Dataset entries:
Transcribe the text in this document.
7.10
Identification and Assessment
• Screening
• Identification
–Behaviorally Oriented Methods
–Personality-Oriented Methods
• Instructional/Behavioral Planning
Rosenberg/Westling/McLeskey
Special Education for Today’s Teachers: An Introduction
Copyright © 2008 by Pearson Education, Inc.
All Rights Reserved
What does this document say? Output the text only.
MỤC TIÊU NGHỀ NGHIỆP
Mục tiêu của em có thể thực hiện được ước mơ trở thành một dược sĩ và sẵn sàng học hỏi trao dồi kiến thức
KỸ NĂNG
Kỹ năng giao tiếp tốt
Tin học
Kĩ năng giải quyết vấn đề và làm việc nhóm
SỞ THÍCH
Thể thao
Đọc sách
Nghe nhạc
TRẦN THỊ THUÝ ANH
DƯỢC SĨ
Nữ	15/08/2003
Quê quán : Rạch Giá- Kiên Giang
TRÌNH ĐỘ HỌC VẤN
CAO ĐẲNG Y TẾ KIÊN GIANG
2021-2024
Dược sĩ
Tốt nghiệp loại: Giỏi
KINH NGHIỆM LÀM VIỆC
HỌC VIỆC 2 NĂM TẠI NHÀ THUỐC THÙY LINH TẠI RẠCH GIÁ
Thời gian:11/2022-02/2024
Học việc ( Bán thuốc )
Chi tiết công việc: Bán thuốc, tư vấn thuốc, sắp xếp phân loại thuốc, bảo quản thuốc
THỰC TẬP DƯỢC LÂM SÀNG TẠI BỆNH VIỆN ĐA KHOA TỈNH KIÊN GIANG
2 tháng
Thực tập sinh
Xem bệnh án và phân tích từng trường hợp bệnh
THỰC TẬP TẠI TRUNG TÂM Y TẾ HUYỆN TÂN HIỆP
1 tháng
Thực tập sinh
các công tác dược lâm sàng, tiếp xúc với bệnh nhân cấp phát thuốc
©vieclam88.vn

WHAT YOU WILL DO —
Recopy the entries above exactly, with every line included.

SOLUTION TO THE PROBLEM —
Transcribe the text in this document.
7.10
Identification and Assessment
• Screening
• Identification
–Behaviorally Oriented Methods
–Personality-Oriented Methods
• Instructional/Behavioral Planning
Rosenberg/Westling/McLeskey
Special Education for Today’s Teachers: An Introduction
Copyright © 2008 by Pearson Education, Inc.
All Rights Reserved
What does this document say? Output the text only.
MỤC TIÊU NGHỀ NGHIỆP
Mục tiêu của em có thể thực hiện được ước mơ trở thành một dược sĩ và sẵn sàng học hỏi trao dồi kiến thức
KỸ NĂNG
Kỹ năng giao tiếp tốt
Tin học
Kĩ năng giải quyết vấn đề và làm việc nhóm
SỞ THÍCH
Thể thao
Đọc sách
Nghe nhạc
TRẦN THỊ THUÝ ANH
DƯỢC SĨ
Nữ	15/08/2003
Quê quán : Rạch Giá- Kiên Giang
TRÌNH ĐỘ HỌC VẤN
CAO ĐẲNG Y TẾ KIÊN GIANG
2021-2024
Dược sĩ
Tốt nghiệp loại: Giỏi
KINH NGHIỆM LÀM VIỆC
HỌC VIỆC 2 NĂM TẠI NHÀ THUỐC THÙY LINH TẠI RẠCH GIÁ
Thời gian:11/2022-02/2024
Học việc ( Bán thuốc )
Chi tiết công việc: Bán thuốc, tư vấn thuốc, sắp xếp phân loại thuốc, bảo quản thuốc
THỰC TẬP DƯỢC LÂM SÀNG TẠI BỆNH VIỆN ĐA KHOA TỈNH KIÊN GIANG
2 tháng
Thực tập sinh
Xem bệnh án và phân tích từng trường hợp bệnh
THỰC TẬP TẠI TRUNG TÂM Y TẾ HUYỆN TÂN HIỆP
1 tháng
Thực tập sinh
các công tác dược lâm sàng, tiếp xúc với bệnh nhân cấp phát thuốc
©vieclam88.vn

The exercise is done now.